# What you have to do:
Each record below must be returned exactly as shown.
** begin Provided entries **
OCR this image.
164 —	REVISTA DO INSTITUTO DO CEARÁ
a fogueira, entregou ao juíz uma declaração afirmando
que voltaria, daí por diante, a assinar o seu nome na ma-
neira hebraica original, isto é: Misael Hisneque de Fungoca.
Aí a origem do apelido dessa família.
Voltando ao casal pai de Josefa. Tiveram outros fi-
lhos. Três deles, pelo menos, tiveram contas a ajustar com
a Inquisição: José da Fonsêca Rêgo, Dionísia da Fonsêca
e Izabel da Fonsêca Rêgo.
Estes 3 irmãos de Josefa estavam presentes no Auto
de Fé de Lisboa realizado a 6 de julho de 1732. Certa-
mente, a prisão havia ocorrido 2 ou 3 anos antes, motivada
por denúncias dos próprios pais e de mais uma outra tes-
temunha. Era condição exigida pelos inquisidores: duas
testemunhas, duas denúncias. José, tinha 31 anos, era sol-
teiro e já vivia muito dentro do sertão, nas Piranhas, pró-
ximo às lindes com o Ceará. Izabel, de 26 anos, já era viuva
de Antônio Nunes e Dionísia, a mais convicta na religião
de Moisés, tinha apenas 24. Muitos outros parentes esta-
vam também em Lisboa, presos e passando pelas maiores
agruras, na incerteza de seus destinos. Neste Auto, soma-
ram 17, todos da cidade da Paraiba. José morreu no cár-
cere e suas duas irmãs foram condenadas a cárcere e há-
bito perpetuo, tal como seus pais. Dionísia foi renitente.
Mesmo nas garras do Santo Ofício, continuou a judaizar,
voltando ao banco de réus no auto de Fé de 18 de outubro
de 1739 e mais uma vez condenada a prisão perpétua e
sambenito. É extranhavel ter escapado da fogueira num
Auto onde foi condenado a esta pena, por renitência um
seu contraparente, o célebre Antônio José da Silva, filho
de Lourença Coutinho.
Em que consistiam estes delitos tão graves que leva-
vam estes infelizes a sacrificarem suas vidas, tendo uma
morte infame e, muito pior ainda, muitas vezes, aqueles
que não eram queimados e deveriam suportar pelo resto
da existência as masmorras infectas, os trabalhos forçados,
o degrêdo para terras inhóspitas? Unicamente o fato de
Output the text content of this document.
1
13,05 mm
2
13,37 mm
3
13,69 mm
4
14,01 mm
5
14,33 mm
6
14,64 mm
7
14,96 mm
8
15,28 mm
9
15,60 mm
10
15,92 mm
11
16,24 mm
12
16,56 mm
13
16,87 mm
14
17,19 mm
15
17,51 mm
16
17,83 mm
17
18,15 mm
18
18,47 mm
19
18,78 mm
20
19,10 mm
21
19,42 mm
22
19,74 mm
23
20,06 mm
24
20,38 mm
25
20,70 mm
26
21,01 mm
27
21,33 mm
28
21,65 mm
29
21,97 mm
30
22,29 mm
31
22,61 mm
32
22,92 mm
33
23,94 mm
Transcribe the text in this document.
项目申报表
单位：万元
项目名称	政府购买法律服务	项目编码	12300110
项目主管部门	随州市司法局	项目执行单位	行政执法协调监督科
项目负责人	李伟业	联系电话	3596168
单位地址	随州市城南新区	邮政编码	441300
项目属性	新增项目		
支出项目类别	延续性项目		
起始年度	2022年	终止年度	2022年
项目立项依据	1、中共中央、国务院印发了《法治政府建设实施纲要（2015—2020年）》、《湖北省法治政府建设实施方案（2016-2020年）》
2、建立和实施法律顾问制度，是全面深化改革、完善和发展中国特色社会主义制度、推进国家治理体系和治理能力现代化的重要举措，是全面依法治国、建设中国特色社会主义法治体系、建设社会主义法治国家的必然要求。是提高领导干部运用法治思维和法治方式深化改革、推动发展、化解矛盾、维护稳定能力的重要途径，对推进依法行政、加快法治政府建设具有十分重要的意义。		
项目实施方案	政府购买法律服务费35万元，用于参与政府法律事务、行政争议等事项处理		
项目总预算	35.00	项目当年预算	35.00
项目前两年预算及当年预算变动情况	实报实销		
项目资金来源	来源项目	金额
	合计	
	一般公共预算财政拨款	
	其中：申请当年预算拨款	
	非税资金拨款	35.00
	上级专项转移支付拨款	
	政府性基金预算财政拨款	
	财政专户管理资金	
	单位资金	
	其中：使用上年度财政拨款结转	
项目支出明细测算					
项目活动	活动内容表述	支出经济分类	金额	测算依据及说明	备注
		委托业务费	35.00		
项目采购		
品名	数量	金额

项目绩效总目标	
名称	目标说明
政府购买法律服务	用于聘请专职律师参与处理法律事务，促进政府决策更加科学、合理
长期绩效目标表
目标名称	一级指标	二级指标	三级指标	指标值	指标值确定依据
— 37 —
** end Provided entries **
# Solution to the exercise:
OCR this image.
164 —	REVISTA DO INSTITUTO DO CEARÁ
a fogueira, entregou ao juíz uma declaração afirmando
que voltaria, daí por diante, a assinar o seu nome na ma-
neira hebraica original, isto é: Misael Hisneque de Fungoca.
Aí a origem do apelido dessa família.
Voltando ao casal pai de Josefa. Tiveram outros fi-
lhos. Três deles, pelo menos, tiveram contas a ajustar com
a Inquisição: José da Fonsêca Rêgo, Dionísia da Fonsêca
e Izabel da Fonsêca Rêgo.
Estes 3 irmãos de Josefa estavam presentes no Auto
de Fé de Lisboa realizado a 6 de julho de 1732. Certa-
mente, a prisão havia ocorrido 2 ou 3 anos antes, motivada
por denúncias dos próprios pais e de mais uma outra tes-
temunha. Era condição exigida pelos inquisidores: duas
testemunhas, duas denúncias. José, tinha 31 anos, era sol-
teiro e já vivia muito dentro do sertão, nas Piranhas, pró-
ximo às lindes com o Ceará. Izabel, de 26 anos, já era viuva
de Antônio Nunes e Dionísia, a mais convicta na religião
de Moisés, tinha apenas 24. Muitos outros parentes esta-
vam também em Lisboa, presos e passando pelas maiores
agruras, na incerteza de seus destinos. Neste Auto, soma-
ram 17, todos da cidade da Paraiba. José morreu no cár-
cere e suas duas irmãs foram condenadas a cárcere e há-
bito perpetuo, tal como seus pais. Dionísia foi renitente.
Mesmo nas garras do Santo Ofício, continuou a judaizar,
voltando ao banco de réus no auto de Fé de 18 de outubro
de 1739 e mais uma vez condenada a prisão perpétua e
sambenito. É extranhavel ter escapado da fogueira num
Auto onde foi condenado a esta pena, por renitência um
seu contraparente, o célebre Antônio José da Silva, filho
de Lourença Coutinho.
Em que consistiam estes delitos tão graves que leva-
vam estes infelizes a sacrificarem suas vidas, tendo uma
morte infame e, muito pior ainda, muitas vezes, aqueles
que não eram queimados e deveriam suportar pelo resto
da existência as masmorras infectas, os trabalhos forçados,
o degrêdo para terras inhóspitas? Unicamente o fato de
Output the text content of this document.
1
13,05 mm
2
13,37 mm
3
13,69 mm
4
14,01 mm
5
14,33 mm
6
14,64 mm
7
14,96 mm
8
15,28 mm
9
15,60 mm
10
15,92 mm
11
16,24 mm
12
16,56 mm
13
16,87 mm
14
17,19 mm
15
17,51 mm
16
17,83 mm
17
18,15 mm
18
18,47 mm
19
18,78 mm
20
19,10 mm
21
19,42 mm
22
19,74 mm
23
20,06 mm
24
20,38 mm
25
20,70 mm
26
21,01 mm
27
21,33 mm
28
21,65 mm
29
21,97 mm
30
22,29 mm
31
22,61 mm
32
22,92 mm
33
23,94 mm
Transcribe the text in this document.
项目申报表
单位：万元
项目名称	政府购买法律服务	项目编码	12300110
项目主管部门	随州市司法局	项目执行单位	行政执法协调监督科
项目负责人	李伟业	联系电话	3596168
单位地址	随州市城南新区	邮政编码	441300
项目属性	新增项目		
支出项目类别	延续性项目		
起始年度	2022年	终止年度	2022年
项目立项依据	1、中共中央、国务院印发了《法治政府建设实施纲要（2015—2020年）》、《湖北省法治政府建设实施方案（2016-2020年）》
2、建立和实施法律顾问制度，是全面深化改革、完善和发展中国特色社会主义制度、推进国家治理体系和治理能力现代化的重要举措，是全面依法治国、建设中国特色社会主义法治体系、建设社会主义法治国家的必然要求。是提高领导干部运用法治思维和法治方式深化改革、推动发展、化解矛盾、维护稳定能力的重要途径，对推进依法行政、加快法治政府建设具有十分重要的意义。		
项目实施方案	政府购买法律服务费35万元，用于参与政府法律事务、行政争议等事项处理		
项目总预算	35.00	项目当年预算	35.00
项目前两年预算及当年预算变动情况	实报实销		
项目资金来源	来源项目	金额
	合计	
	一般公共预算财政拨款	
	其中：申请当年预算拨款	
	非税资金拨款	35.00
	上级专项转移支付拨款	
	政府性基金预算财政拨款	
	财政专户管理资金	
	单位资金	
	其中：使用上年度财政拨款结转	
项目支出明细测算					
项目活动	活动内容表述	支出经济分类	金额	测算依据及说明	备注
		委托业务费	35.00		
项目采购		
品名	数量	金额

项目绩效总目标	
名称	目标说明
政府购买法律服务	用于聘请专职律师参与处理法律事务，促进政府决策更加科学、合理
长期绩效目标表
目标名称	一级指标	二级指标	三级指标	指标值	指标值确定依据
— 37 —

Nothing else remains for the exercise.